<<<<
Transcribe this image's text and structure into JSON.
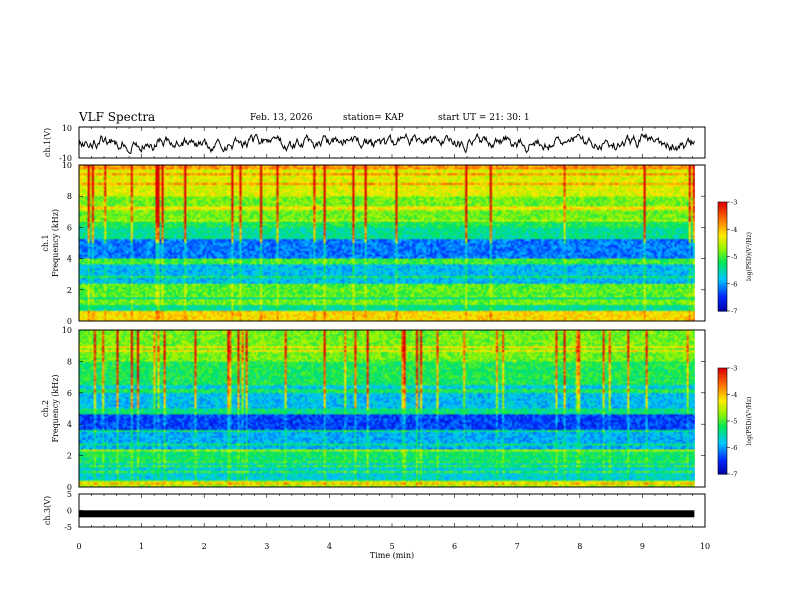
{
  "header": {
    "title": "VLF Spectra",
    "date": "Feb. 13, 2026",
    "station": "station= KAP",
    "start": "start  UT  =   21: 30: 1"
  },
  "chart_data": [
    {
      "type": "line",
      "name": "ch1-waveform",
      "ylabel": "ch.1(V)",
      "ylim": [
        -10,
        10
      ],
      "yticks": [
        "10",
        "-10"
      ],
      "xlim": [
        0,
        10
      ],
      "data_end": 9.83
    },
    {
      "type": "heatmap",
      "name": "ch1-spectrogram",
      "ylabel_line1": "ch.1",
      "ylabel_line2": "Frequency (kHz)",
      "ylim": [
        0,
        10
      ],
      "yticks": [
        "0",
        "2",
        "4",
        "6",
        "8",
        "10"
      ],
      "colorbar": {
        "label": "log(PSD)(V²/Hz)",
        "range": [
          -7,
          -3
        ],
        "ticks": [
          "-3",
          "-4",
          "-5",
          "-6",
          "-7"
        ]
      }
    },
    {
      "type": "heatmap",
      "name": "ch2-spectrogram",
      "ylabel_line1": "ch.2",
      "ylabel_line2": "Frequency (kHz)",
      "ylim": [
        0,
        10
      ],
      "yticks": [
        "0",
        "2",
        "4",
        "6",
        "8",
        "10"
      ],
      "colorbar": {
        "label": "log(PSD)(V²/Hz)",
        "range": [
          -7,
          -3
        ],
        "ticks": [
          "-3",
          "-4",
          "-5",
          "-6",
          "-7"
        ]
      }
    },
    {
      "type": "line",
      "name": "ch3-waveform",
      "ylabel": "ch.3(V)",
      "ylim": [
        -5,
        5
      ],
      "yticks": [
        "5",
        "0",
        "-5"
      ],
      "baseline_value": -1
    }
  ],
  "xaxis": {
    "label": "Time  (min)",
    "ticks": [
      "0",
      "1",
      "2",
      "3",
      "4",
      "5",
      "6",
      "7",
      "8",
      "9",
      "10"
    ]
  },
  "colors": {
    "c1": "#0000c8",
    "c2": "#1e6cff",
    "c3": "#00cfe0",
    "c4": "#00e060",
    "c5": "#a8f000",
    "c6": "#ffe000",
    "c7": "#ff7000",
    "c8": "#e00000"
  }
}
>>>>
<<<<
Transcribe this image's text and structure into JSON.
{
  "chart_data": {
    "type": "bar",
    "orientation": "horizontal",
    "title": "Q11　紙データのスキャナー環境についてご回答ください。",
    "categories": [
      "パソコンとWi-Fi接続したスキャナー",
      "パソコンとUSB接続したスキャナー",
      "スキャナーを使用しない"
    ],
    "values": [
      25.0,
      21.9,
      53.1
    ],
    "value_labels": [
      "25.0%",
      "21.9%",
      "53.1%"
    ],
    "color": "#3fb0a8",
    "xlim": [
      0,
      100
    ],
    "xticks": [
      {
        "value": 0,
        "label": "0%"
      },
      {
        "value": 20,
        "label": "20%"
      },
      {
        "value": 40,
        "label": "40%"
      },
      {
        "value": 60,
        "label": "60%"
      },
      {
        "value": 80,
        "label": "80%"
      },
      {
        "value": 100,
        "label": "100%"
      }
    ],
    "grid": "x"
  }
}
>>>>
PROBLEM REQUIREMENTS → Select every line in the records above that contains the word "spectrogram".

EXERCISE RESULT →
      "name": "ch1-spectrogram",
      "name": "ch2-spectrogram",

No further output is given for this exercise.